### Exercise brief
The records that follow are to be transcribed in full, without their images.

### Source material
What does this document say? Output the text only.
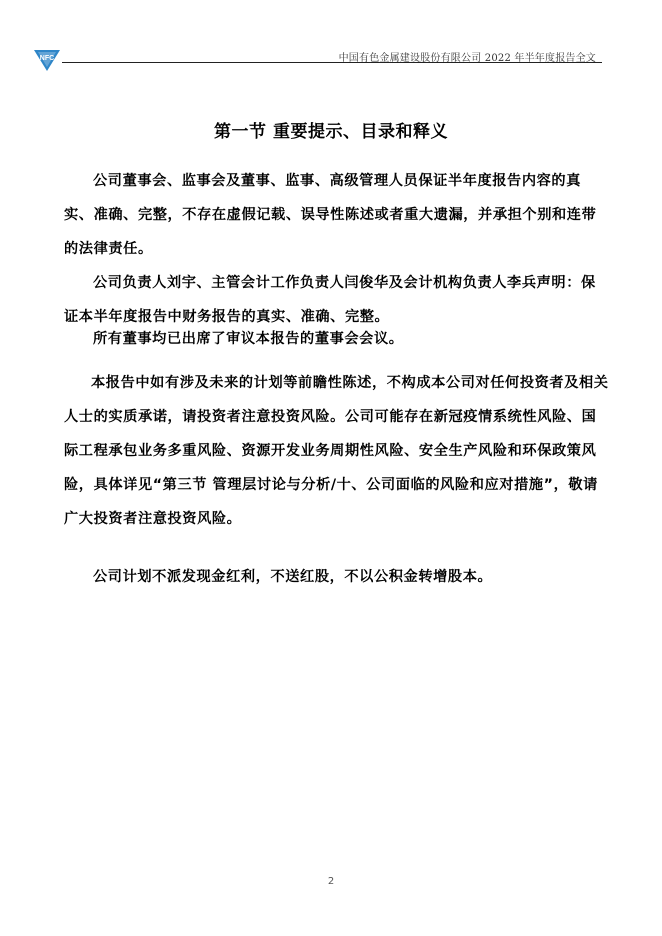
NFC	中国有色金属建设股份有限公司 2022 年半年度报告全文
第一节 重要提示、目录和释义
公司董事会、监事会及董事、监事、高级管理人员保证半年度报告内容的真实、准确、完整，不存在虚假记载、误导性陈述或者重大遗漏，并承担个别和连带的法律责任。
公司负责人刘宇、主管会计工作负责人闫俊华及会计机构负责人李兵声明：保证本半年度报告中财务报告的真实、准确、完整。
所有董事均已出席了审议本报告的董事会会议。
本报告中如有涉及未来的计划等前瞻性陈述，不构成本公司对任何投资者及相关人士的实质承诺，请投资者注意投资风险。公司可能存在新冠疫情系统性风险、国际工程承包业务多重风险、资源开发业务周期性风险、安全生产风险和环保政策风险，具体详见“第三节 管理层讨论与分析/十、公司面临的风险和应对措施”，敬请广大投资者注意投资风险。
公司计划不派发现金红利，不送红股，不以公积金转增股本。
2
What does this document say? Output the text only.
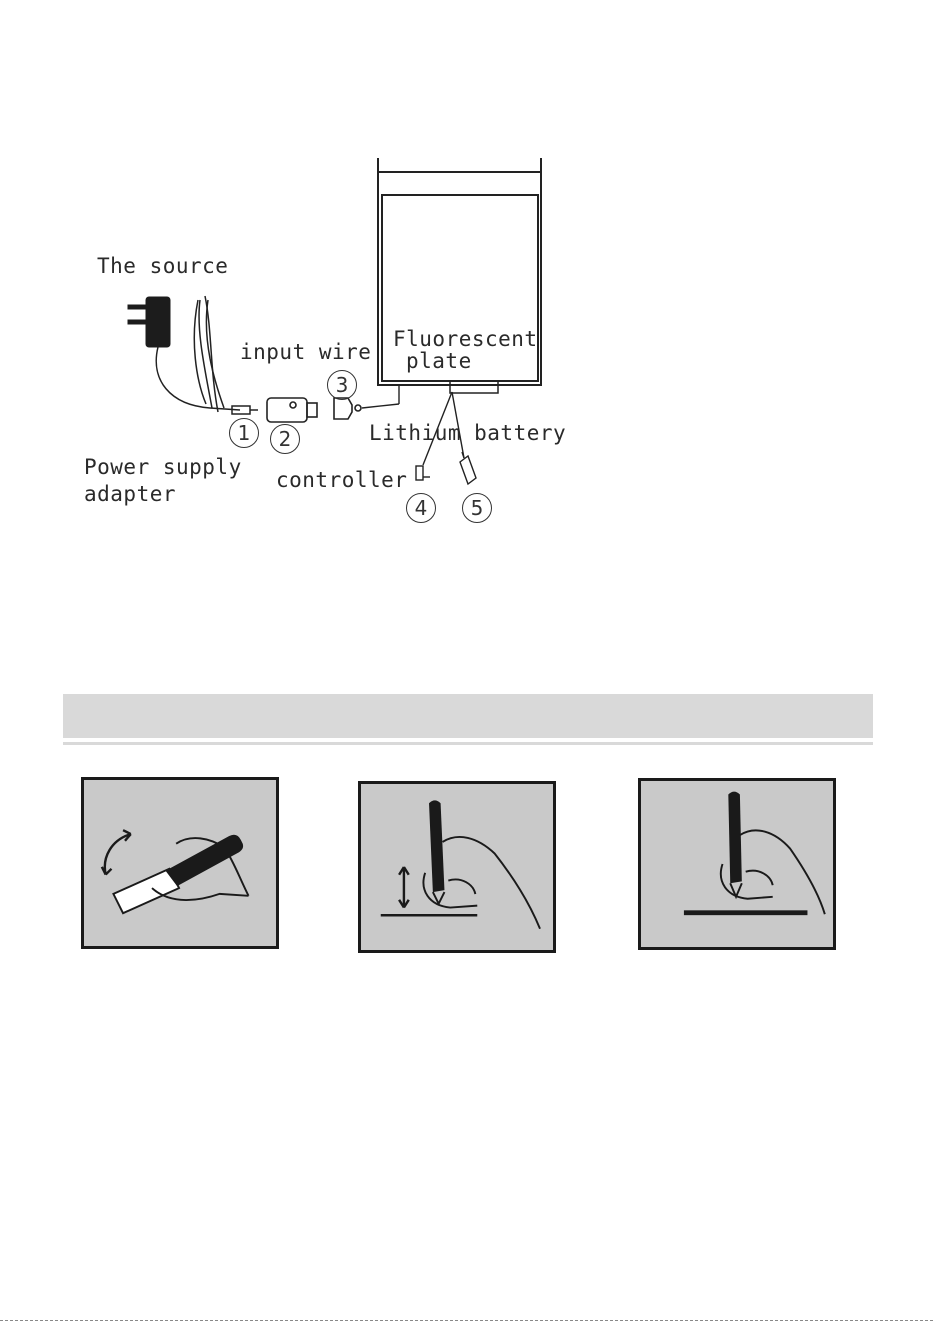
The source
input wire
Fluorescent
plate
Lithium battery
Power supply
adapter
controller
1	2
3
4	5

### Task answer
What does this document say? Output the text only.
NFC	中国有色金属建设股份有限公司 2022 年半年度报告全文
第一节 重要提示、目录和释义
公司董事会、监事会及董事、监事、高级管理人员保证半年度报告内容的真实、准确、完整，不存在虚假记载、误导性陈述或者重大遗漏，并承担个别和连带的法律责任。
公司负责人刘宇、主管会计工作负责人闫俊华及会计机构负责人李兵声明：保证本半年度报告中财务报告的真实、准确、完整。
所有董事均已出席了审议本报告的董事会会议。
本报告中如有涉及未来的计划等前瞻性陈述，不构成本公司对任何投资者及相关人士的实质承诺，请投资者注意投资风险。公司可能存在新冠疫情系统性风险、国际工程承包业务多重风险、资源开发业务周期性风险、安全生产风险和环保政策风险，具体详见“第三节 管理层讨论与分析/十、公司面临的风险和应对措施”，敬请广大投资者注意投资风险。
公司计划不派发现金红利，不送红股，不以公积金转增股本。
2
What does this document say? Output the text only.
The source
input wire
Fluorescent
plate
Lithium battery
Power supply
adapter
controller
1	2
3
4	5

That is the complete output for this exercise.